* _Exercise goal_
Where the word "oculos" occurs in a line, return that line.

Source records
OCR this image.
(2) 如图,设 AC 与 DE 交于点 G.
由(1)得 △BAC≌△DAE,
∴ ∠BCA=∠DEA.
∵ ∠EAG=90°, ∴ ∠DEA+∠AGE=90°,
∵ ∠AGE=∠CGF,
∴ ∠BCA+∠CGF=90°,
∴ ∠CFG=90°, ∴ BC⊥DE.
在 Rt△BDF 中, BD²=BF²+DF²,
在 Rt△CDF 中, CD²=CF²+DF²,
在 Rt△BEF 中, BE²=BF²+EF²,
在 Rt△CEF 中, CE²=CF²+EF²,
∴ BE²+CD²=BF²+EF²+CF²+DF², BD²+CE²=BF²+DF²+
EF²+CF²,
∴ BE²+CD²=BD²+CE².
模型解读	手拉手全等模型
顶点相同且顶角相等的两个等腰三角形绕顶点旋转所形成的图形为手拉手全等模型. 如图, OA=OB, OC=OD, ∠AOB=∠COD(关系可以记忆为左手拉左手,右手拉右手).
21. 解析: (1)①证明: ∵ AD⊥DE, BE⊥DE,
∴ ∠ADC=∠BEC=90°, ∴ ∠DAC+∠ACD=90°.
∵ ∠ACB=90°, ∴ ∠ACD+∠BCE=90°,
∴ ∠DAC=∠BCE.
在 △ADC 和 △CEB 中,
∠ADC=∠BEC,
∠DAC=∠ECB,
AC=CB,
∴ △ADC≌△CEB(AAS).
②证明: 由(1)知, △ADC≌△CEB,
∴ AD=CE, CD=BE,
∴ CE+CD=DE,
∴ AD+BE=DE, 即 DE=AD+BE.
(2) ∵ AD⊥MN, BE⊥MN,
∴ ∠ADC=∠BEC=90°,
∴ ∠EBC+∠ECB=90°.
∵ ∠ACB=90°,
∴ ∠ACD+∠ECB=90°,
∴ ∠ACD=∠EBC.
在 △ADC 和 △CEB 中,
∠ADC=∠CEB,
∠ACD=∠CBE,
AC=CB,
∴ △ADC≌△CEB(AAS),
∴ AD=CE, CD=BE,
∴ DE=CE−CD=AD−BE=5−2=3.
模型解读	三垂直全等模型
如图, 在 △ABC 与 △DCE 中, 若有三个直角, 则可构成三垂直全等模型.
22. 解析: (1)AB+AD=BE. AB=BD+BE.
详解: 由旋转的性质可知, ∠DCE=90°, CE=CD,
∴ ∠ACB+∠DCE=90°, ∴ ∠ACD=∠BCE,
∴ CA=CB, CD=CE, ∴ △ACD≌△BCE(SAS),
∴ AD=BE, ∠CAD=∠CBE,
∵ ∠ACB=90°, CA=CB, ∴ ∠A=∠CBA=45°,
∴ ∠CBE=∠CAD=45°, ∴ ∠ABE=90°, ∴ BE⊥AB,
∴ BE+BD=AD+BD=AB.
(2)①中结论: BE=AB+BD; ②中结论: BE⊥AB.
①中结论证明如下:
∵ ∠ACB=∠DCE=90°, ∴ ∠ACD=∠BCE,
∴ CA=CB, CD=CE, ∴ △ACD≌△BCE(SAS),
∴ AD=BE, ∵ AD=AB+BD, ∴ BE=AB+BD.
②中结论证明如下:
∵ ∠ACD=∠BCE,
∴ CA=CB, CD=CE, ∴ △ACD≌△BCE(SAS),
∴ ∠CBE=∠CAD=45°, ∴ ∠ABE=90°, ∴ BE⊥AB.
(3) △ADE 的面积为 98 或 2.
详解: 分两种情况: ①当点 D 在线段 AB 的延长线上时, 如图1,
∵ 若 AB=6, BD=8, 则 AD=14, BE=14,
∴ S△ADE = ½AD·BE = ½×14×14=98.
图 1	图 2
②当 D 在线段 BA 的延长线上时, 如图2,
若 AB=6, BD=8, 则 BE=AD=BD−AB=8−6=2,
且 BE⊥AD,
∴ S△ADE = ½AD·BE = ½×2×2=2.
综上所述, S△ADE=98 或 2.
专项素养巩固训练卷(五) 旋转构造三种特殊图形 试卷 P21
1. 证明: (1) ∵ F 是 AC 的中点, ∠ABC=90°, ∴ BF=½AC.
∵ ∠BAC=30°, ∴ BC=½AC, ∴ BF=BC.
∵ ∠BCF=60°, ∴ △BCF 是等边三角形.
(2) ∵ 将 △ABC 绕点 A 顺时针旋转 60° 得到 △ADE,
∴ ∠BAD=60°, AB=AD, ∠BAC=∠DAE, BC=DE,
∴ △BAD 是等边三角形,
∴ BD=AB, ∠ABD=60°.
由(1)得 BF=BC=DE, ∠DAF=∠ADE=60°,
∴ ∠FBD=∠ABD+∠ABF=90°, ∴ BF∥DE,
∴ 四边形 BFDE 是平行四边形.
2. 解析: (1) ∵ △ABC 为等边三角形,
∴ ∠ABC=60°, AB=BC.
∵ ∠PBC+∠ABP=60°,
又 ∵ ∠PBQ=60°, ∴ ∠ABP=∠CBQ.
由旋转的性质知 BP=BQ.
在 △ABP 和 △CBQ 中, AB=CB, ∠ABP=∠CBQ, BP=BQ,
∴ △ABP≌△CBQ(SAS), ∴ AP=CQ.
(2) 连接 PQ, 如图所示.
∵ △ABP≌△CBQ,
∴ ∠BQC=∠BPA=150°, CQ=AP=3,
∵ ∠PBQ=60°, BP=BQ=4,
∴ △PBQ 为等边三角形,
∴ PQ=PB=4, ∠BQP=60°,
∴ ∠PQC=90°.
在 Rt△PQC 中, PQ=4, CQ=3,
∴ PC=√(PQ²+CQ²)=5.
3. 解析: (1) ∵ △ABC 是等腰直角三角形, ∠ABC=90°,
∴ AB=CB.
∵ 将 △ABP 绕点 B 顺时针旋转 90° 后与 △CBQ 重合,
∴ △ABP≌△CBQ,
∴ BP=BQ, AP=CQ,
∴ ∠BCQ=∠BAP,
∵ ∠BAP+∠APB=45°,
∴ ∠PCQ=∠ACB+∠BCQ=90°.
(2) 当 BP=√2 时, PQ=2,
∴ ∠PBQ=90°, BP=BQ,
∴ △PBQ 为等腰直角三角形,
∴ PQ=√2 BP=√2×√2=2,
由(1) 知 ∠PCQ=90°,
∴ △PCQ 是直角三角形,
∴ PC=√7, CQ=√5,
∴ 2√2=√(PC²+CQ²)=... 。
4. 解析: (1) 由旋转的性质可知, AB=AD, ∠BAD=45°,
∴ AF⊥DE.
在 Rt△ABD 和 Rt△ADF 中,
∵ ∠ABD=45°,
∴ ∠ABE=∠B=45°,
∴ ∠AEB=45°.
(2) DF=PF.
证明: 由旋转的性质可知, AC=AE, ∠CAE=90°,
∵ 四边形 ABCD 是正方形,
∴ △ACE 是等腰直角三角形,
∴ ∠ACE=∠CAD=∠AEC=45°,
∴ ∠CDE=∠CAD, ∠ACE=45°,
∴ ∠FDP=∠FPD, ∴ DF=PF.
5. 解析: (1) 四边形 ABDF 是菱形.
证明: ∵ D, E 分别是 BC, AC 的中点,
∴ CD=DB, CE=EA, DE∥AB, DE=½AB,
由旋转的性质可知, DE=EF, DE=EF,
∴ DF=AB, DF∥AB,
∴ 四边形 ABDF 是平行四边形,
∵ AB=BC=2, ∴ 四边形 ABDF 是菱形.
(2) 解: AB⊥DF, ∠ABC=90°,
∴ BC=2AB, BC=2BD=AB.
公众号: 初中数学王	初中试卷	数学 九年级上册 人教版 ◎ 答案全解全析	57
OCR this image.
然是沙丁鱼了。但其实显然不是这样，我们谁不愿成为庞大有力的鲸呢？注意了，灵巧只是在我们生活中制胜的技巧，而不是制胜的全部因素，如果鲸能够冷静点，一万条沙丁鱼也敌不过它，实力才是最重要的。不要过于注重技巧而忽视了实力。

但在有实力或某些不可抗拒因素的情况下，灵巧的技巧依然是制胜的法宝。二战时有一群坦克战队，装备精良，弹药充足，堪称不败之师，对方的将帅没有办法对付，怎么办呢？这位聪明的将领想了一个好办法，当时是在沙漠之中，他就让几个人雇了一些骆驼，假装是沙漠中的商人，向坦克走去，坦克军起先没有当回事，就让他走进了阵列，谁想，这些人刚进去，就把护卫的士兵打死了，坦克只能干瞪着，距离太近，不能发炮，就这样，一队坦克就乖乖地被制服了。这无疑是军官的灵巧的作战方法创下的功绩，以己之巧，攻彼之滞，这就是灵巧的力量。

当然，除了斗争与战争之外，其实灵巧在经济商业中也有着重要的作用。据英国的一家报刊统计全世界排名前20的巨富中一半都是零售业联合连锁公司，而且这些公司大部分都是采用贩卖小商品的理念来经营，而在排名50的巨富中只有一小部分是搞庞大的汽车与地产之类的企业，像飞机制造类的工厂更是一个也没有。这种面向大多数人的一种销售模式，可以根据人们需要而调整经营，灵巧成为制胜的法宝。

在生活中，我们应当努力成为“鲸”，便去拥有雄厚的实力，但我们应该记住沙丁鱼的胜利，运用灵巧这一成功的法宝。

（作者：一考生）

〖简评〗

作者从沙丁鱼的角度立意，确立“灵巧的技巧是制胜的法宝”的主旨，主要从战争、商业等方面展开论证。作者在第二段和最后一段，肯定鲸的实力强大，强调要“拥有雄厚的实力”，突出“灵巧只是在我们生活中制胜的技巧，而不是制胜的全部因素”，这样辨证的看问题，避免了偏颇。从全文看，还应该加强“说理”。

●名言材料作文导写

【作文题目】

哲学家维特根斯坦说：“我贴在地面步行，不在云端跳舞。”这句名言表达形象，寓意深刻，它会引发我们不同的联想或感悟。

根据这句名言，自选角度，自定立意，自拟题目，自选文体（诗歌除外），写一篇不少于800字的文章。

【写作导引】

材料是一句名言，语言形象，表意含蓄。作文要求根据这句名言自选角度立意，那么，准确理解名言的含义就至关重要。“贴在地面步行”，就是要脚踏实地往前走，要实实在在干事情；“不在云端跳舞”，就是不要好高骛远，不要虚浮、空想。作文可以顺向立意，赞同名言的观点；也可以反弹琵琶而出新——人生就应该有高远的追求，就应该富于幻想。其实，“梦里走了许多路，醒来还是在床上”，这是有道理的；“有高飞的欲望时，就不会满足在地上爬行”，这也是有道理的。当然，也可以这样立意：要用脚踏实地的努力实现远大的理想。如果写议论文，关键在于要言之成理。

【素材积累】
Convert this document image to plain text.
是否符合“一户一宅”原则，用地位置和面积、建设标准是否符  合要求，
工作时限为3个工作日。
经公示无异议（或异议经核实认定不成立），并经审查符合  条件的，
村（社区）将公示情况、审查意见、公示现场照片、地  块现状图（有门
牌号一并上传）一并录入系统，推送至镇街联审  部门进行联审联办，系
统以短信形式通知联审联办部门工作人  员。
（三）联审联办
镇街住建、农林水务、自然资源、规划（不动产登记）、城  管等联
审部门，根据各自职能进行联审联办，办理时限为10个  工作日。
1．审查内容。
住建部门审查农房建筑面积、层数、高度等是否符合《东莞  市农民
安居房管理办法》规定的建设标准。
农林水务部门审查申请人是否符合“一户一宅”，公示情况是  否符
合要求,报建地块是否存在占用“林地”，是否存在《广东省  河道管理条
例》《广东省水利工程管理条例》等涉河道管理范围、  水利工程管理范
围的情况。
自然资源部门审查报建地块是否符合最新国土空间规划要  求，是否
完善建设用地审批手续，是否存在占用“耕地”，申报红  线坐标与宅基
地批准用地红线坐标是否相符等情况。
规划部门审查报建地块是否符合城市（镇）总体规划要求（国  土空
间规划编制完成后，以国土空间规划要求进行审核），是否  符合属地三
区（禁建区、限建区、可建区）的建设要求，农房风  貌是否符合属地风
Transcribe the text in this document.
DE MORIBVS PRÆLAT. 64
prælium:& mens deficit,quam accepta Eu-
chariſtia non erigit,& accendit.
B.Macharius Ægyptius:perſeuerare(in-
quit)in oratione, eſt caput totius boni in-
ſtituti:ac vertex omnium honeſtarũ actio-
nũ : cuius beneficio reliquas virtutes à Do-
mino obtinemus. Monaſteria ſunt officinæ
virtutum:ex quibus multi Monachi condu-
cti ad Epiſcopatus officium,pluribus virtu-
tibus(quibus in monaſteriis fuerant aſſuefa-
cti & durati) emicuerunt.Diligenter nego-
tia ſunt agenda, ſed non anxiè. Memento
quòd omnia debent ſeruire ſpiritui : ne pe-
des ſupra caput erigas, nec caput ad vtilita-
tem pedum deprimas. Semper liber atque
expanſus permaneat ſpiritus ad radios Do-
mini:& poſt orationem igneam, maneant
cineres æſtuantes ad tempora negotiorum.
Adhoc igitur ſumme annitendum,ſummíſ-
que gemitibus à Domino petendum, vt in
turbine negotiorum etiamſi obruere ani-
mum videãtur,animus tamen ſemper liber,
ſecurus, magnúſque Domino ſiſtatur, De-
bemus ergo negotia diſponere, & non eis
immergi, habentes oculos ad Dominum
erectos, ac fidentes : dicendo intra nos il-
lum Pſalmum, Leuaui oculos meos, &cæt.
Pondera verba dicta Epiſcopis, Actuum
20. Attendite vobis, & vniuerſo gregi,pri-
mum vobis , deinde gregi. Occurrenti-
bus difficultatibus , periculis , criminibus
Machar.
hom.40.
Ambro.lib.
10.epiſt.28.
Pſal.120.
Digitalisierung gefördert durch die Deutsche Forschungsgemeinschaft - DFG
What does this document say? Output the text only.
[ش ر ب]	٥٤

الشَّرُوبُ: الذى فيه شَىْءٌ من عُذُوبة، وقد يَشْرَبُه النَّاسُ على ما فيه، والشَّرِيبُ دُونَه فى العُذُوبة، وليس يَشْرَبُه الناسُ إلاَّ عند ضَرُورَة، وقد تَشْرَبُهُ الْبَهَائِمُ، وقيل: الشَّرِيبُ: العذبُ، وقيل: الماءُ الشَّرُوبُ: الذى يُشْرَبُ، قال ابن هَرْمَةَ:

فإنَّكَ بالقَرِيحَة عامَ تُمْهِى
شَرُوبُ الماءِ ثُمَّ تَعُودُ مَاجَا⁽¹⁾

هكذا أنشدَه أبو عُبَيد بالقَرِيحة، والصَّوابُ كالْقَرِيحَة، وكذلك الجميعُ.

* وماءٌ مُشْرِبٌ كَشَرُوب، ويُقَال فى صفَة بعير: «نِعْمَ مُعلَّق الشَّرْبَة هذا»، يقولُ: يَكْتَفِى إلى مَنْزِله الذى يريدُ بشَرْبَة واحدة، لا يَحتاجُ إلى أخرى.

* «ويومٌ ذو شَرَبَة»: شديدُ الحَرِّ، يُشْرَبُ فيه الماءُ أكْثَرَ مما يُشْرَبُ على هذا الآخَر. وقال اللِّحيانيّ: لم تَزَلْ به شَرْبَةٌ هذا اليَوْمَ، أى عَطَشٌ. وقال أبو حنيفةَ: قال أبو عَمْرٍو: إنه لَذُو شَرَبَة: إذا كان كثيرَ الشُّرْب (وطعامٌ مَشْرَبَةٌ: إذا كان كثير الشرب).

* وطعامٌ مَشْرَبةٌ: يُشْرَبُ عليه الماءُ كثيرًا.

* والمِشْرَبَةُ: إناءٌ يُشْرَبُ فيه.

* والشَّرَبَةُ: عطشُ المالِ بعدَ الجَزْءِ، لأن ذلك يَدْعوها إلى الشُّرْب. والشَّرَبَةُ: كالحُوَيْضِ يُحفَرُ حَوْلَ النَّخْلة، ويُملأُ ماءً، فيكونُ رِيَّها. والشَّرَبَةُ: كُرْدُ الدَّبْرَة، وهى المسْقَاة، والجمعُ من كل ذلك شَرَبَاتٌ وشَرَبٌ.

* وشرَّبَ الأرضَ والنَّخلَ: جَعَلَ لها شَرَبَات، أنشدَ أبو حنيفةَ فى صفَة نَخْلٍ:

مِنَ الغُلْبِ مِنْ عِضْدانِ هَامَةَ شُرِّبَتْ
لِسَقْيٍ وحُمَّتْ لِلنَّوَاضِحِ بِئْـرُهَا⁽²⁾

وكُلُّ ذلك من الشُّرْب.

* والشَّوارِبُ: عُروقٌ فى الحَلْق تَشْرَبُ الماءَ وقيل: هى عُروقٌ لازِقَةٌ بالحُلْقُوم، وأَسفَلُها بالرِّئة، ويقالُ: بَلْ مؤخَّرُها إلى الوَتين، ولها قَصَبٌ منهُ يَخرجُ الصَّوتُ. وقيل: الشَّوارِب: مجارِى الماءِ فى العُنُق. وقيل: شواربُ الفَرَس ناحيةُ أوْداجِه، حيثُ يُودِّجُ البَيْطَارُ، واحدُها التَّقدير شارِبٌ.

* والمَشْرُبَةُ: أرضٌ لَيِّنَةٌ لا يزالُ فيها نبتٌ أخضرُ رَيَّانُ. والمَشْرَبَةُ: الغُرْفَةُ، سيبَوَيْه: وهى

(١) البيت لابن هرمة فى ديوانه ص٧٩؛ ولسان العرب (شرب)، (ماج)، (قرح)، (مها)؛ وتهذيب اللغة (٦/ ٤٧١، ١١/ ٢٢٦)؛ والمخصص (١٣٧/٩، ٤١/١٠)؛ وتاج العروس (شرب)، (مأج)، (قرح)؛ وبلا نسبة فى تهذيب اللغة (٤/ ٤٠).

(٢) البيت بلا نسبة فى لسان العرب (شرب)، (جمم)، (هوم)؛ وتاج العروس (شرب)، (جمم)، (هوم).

* _Response to this exercise_
immergi, habentes oculos ad Dominum
lum Pſalmum, Leuaui oculos meos, &cæt.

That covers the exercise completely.